___ SOURCE RECORDS

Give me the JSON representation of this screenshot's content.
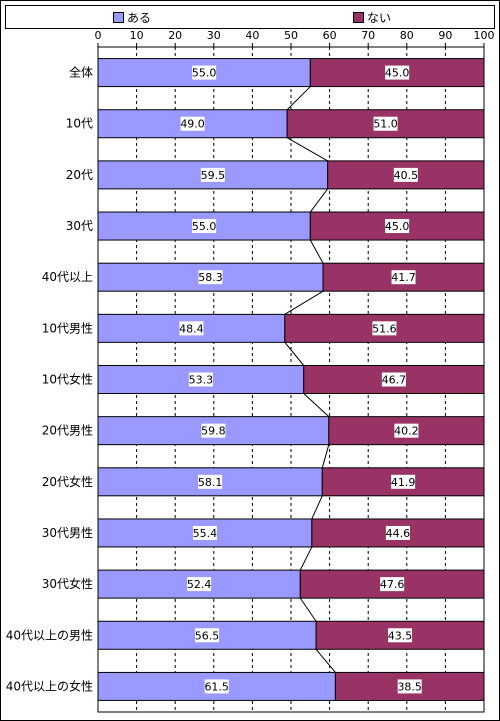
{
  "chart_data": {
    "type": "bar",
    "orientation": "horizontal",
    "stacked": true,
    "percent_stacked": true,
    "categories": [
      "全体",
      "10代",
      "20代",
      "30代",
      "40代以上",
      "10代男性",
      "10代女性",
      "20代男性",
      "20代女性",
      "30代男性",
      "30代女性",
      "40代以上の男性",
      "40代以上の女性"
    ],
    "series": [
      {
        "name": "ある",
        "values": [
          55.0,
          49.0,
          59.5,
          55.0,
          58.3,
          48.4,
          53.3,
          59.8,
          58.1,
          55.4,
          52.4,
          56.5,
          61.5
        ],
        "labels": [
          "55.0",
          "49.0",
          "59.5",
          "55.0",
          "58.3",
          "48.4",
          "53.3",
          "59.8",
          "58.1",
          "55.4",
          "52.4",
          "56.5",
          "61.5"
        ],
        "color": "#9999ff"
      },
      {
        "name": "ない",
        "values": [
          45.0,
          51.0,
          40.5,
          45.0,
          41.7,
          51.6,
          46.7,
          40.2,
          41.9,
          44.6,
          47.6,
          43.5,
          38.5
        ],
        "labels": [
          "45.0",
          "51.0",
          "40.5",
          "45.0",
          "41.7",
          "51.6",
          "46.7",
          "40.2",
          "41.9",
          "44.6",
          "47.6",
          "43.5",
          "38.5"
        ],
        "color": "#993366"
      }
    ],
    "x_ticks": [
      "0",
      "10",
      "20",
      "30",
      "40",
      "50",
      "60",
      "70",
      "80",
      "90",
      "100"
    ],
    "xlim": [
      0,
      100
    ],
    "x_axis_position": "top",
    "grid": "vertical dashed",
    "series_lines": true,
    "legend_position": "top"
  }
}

______
___ SOURCE RECORDS

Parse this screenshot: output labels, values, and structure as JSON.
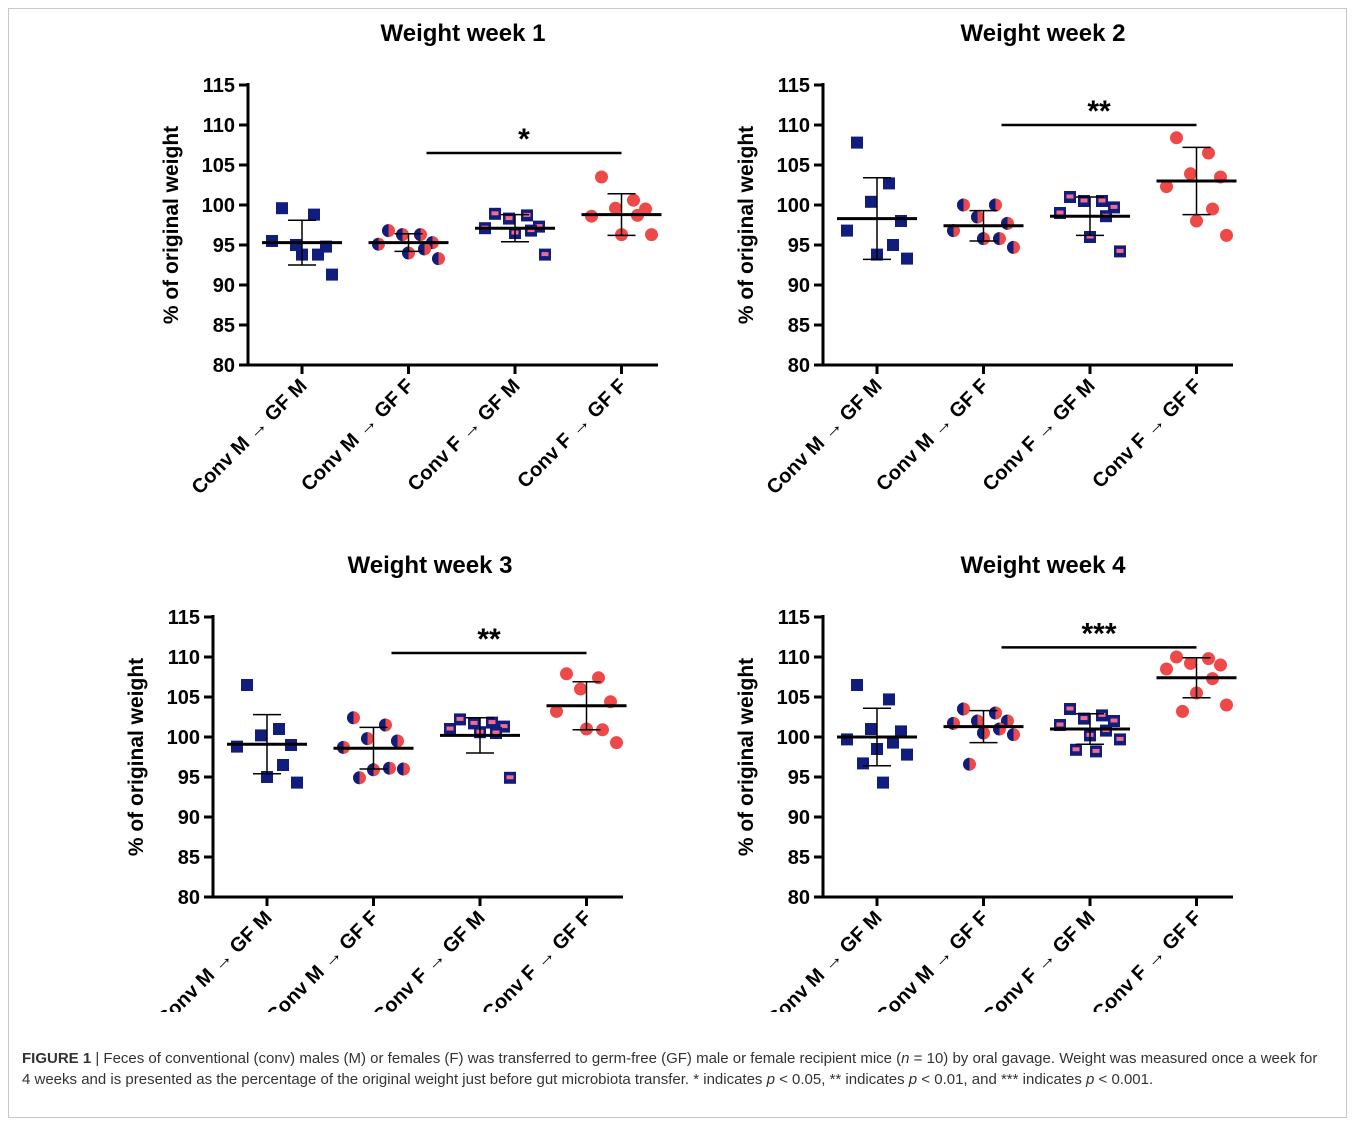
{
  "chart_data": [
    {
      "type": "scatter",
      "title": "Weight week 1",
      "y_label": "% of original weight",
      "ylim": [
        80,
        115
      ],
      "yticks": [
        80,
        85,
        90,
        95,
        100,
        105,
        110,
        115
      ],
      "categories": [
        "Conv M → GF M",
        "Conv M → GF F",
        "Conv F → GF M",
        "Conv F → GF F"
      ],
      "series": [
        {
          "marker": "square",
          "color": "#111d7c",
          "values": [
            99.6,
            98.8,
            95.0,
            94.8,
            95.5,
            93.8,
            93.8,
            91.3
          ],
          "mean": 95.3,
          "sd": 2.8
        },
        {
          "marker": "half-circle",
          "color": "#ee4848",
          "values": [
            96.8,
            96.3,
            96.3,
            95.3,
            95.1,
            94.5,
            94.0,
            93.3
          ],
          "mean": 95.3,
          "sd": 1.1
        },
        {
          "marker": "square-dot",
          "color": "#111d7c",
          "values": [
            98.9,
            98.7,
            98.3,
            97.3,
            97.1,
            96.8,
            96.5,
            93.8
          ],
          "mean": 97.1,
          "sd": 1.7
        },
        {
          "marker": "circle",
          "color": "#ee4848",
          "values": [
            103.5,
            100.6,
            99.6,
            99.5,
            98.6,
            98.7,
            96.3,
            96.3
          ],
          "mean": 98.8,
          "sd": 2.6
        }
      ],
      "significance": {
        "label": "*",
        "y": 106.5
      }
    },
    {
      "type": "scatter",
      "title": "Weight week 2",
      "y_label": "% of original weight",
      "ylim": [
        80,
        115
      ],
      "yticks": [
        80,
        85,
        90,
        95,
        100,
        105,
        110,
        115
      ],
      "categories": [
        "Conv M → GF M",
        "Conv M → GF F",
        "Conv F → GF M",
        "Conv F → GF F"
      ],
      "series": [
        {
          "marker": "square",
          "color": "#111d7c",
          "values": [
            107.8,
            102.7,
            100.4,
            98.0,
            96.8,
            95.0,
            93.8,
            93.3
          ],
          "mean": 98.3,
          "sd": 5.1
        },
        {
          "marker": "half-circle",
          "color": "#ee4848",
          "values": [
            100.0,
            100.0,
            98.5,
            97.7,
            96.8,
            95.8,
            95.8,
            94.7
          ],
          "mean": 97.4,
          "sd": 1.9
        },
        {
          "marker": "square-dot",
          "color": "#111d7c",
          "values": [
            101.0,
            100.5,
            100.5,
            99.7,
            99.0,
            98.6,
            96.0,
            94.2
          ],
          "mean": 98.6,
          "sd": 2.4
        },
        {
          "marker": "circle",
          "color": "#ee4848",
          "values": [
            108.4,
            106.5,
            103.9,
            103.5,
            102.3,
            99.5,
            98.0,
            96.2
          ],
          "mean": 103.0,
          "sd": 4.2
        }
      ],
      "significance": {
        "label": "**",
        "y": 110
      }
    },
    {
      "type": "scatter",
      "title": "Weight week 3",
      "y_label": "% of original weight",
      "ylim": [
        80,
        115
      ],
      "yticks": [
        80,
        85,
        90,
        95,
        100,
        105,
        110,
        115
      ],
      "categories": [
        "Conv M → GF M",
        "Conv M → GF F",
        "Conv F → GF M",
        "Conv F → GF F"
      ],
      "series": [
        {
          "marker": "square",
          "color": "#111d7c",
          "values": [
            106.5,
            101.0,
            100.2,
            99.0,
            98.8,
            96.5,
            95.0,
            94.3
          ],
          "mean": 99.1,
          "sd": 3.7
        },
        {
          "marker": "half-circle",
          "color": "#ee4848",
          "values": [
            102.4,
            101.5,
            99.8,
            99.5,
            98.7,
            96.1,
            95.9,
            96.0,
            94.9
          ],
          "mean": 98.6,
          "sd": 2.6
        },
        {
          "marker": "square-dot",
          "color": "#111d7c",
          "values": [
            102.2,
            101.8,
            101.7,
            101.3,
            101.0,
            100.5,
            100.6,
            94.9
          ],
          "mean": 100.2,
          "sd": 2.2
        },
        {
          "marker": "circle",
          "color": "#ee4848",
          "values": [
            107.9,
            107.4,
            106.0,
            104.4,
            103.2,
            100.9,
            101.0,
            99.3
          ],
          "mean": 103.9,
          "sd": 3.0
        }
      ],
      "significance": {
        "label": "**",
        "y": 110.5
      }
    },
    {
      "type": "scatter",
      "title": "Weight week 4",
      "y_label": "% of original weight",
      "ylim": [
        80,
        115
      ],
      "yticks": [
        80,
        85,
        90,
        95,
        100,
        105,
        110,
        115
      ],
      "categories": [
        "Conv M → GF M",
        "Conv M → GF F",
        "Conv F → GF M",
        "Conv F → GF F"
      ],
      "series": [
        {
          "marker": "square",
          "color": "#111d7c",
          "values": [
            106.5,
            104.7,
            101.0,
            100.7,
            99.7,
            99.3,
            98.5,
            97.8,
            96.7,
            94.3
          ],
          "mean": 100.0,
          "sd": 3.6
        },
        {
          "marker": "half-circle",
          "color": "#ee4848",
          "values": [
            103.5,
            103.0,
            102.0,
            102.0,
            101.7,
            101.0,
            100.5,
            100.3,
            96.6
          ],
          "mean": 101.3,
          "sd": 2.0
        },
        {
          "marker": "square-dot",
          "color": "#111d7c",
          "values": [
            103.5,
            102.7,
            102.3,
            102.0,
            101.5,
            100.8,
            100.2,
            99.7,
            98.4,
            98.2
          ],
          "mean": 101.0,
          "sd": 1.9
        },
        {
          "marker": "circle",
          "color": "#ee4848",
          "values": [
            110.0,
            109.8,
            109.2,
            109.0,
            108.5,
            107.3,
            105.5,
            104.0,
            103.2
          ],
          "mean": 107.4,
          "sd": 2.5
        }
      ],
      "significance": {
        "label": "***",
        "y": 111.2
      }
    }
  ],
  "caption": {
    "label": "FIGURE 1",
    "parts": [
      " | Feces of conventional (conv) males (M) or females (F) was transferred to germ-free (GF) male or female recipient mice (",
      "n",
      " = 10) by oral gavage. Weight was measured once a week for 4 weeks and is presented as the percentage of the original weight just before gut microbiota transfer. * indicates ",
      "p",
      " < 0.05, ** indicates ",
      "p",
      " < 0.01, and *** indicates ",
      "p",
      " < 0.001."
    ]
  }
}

______

_YOUR TASK_: Read the data above. Pull out each line in which the string "screenshot" appears.

_RESPONSE_:
Give me the JSON representation of this screenshot's content.
Parse this screenshot: output labels, values, and structure as JSON.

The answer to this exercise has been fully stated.